:: Request ::
Reproduce each line that includes the word "способности".

(Extracted records)
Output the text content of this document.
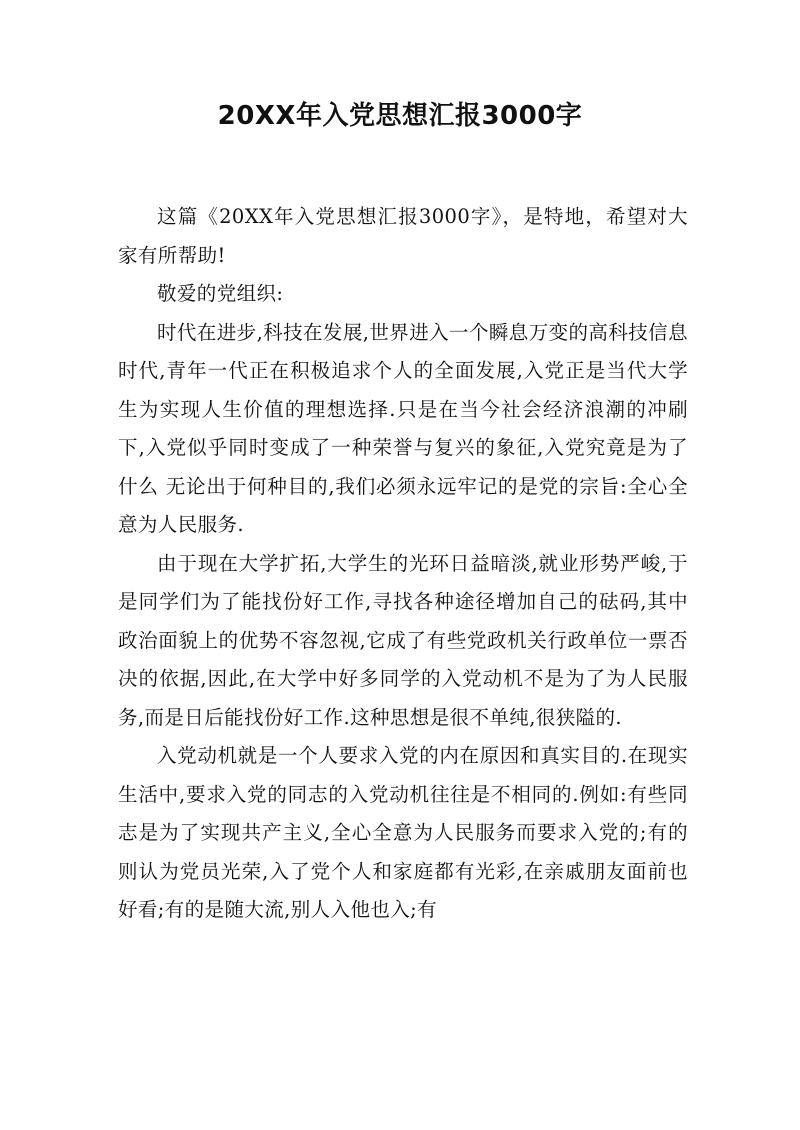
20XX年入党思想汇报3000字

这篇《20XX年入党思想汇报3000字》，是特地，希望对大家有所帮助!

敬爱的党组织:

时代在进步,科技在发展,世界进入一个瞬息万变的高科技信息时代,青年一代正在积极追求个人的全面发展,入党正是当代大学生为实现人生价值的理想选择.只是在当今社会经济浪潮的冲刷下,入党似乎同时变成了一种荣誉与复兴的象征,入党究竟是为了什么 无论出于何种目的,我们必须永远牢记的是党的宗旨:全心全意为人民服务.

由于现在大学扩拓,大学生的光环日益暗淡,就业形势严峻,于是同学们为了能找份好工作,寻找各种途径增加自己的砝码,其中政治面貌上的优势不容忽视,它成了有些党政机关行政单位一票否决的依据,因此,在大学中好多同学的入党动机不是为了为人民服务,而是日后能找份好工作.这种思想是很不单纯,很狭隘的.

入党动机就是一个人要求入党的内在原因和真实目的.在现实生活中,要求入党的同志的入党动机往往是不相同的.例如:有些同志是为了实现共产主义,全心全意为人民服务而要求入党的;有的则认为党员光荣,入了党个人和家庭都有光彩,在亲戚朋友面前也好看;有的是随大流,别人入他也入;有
* * *
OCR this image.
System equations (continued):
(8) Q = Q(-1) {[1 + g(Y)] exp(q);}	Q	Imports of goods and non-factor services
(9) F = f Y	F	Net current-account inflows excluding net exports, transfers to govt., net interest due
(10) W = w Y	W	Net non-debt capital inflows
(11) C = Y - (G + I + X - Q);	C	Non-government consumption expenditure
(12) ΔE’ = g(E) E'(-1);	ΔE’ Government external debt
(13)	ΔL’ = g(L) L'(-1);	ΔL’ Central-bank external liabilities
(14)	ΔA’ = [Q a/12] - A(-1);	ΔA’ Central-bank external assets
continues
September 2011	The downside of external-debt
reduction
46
==
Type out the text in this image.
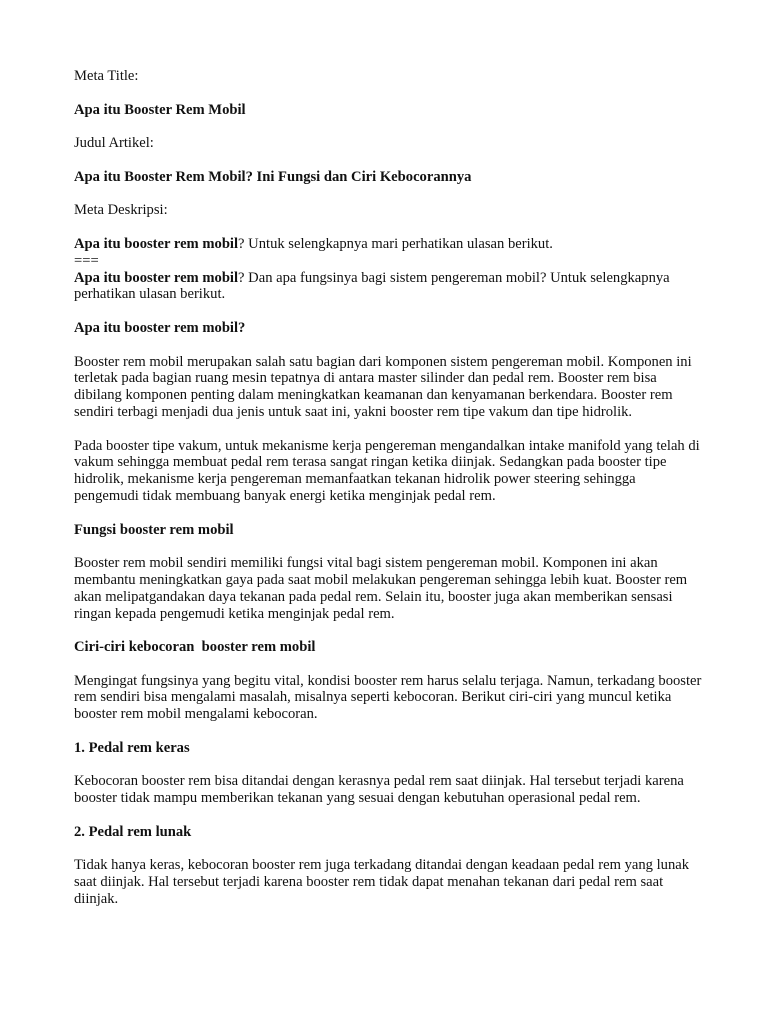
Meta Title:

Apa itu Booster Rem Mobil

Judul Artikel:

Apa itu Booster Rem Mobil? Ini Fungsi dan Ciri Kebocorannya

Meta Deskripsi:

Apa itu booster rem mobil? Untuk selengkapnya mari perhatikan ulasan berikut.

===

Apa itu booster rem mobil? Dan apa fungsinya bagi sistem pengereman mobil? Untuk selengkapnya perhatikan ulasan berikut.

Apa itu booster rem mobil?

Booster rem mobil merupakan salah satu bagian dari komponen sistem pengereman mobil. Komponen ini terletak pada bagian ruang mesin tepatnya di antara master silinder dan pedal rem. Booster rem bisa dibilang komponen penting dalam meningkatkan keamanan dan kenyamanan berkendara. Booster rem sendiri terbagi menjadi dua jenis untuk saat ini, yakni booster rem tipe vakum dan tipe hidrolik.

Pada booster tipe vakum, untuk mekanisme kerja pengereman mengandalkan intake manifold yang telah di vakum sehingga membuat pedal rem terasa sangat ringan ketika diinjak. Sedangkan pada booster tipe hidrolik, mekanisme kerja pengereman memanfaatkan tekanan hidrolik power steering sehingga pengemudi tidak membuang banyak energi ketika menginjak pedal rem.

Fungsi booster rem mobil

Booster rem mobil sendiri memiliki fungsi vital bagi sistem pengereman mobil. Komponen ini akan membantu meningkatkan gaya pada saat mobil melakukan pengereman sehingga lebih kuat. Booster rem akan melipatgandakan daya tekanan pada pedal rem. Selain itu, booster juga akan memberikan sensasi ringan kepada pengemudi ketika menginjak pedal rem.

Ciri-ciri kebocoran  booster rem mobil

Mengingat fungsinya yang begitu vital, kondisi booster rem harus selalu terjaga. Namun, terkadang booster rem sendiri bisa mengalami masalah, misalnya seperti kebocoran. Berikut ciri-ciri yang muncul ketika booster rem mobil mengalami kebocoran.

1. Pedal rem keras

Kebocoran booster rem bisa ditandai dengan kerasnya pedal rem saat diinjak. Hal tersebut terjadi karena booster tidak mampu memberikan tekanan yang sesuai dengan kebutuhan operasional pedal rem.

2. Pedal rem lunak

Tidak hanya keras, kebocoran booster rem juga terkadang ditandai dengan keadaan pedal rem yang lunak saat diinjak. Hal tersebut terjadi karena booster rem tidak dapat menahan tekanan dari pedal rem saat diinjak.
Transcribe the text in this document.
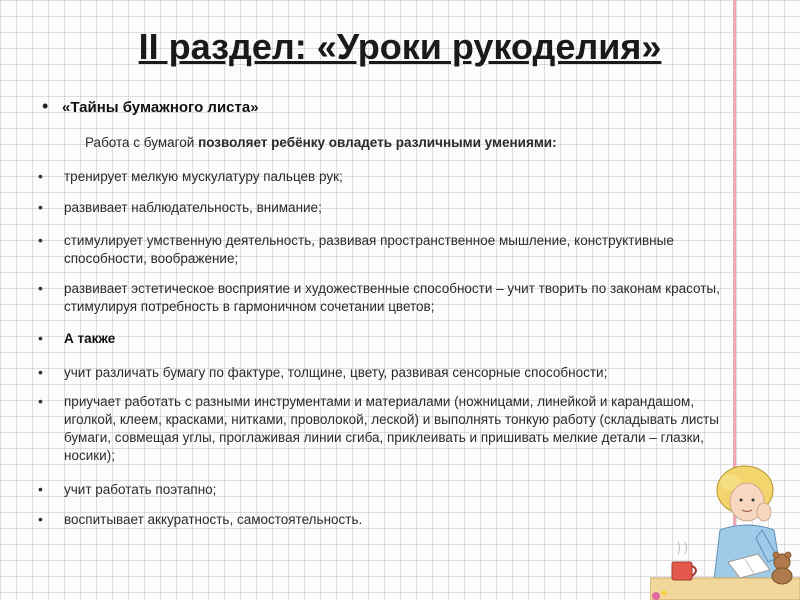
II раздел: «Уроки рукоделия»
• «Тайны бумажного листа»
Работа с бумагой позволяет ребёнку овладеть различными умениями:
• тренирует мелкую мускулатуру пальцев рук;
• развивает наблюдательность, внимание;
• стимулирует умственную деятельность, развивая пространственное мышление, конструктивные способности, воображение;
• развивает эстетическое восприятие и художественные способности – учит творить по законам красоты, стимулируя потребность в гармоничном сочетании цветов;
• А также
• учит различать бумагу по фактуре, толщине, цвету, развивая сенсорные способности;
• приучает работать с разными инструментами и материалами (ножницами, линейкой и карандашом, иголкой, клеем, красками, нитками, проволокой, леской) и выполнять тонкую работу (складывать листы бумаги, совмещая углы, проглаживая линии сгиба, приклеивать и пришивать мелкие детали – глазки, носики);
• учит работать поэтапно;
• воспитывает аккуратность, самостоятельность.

:: Written reply ::
• стимулирует умственную деятельность, развивая пространственное мышление, конструктивные способности, воображение;
• развивает эстетическое восприятие и художественные способности – учит творить по законам красоты, стимулируя потребность в гармоничном сочетании цветов;
• учит различать бумагу по фактуре, толщине, цвету, развивая сенсорные способности;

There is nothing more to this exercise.